- **EXERCISE GOAL**: Copy the entries below exactly. Images do not belong in the copy.

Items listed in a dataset
————————

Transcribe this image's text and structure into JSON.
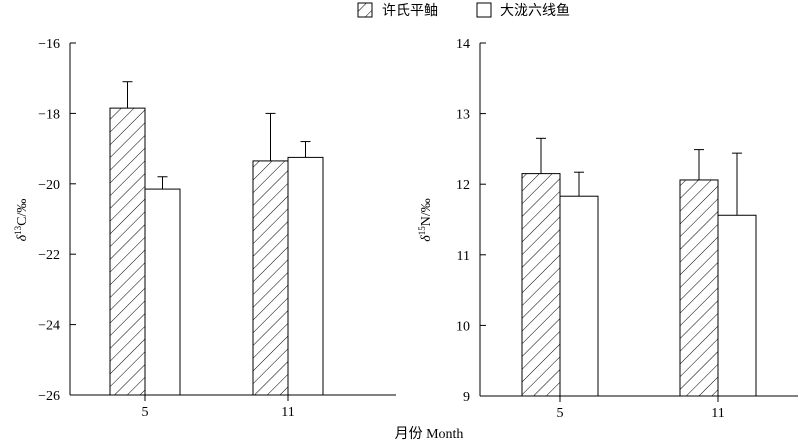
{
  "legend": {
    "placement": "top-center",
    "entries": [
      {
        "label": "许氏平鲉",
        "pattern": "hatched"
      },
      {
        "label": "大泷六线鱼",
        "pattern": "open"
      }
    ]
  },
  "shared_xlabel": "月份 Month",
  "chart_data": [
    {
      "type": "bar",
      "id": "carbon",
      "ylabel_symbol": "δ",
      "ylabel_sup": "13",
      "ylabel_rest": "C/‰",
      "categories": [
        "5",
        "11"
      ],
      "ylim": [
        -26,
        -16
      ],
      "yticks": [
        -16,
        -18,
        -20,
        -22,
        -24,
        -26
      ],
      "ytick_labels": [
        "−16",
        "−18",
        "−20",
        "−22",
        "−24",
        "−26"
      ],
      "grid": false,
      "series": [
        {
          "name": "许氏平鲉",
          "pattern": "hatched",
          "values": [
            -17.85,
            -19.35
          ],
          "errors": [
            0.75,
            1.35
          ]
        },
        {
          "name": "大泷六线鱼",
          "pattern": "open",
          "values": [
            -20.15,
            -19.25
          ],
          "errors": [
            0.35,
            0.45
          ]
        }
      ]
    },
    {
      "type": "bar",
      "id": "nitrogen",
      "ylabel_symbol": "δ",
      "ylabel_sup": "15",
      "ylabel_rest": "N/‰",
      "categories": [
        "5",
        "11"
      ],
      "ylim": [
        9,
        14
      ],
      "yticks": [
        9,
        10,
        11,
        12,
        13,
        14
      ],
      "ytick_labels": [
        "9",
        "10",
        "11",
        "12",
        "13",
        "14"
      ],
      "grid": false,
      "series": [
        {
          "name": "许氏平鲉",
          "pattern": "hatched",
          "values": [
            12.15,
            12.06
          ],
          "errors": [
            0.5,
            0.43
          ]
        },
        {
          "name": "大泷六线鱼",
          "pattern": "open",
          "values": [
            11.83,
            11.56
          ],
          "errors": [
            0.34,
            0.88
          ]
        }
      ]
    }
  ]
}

————————

- **RESULT FOR THIS TASK**:
Transcribe this image's text and structure into JSON.
{
  "legend": {
    "placement": "top-center",
    "entries": [
      {
        "label": "许氏平鲉",
        "pattern": "hatched"
      },
      {
        "label": "大泷六线鱼",
        "pattern": "open"
      }
    ]
  },
  "shared_xlabel": "月份 Month",
  "chart_data": [
    {
      "type": "bar",
      "id": "carbon",
      "ylabel_symbol": "δ",
      "ylabel_sup": "13",
      "ylabel_rest": "C/‰",
      "categories": [
        "5",
        "11"
      ],
      "ylim": [
        -26,
        -16
      ],
      "yticks": [
        -16,
        -18,
        -20,
        -22,
        -24,
        -26
      ],
      "ytick_labels": [
        "−16",
        "−18",
        "−20",
        "−22",
        "−24",
        "−26"
      ],
      "grid": false,
      "series": [
        {
          "name": "许氏平鲉",
          "pattern": "hatched",
          "values": [
            -17.85,
            -19.35
          ],
          "errors": [
            0.75,
            1.35
          ]
        },
        {
          "name": "大泷六线鱼",
          "pattern": "open",
          "values": [
            -20.15,
            -19.25
          ],
          "errors": [
            0.35,
            0.45
          ]
        }
      ]
    },
    {
      "type": "bar",
      "id": "nitrogen",
      "ylabel_symbol": "δ",
      "ylabel_sup": "15",
      "ylabel_rest": "N/‰",
      "categories": [
        "5",
        "11"
      ],
      "ylim": [
        9,
        14
      ],
      "yticks": [
        9,
        10,
        11,
        12,
        13,
        14
      ],
      "ytick_labels": [
        "9",
        "10",
        "11",
        "12",
        "13",
        "14"
      ],
      "grid": false,
      "series": [
        {
          "name": "许氏平鲉",
          "pattern": "hatched",
          "values": [
            12.15,
            12.06
          ],
          "errors": [
            0.5,
            0.43
          ]
        },
        {
          "name": "大泷六线鱼",
          "pattern": "open",
          "values": [
            11.83,
            11.56
          ],
          "errors": [
            0.34,
            0.88
          ]
        }
      ]
    }
  ]
}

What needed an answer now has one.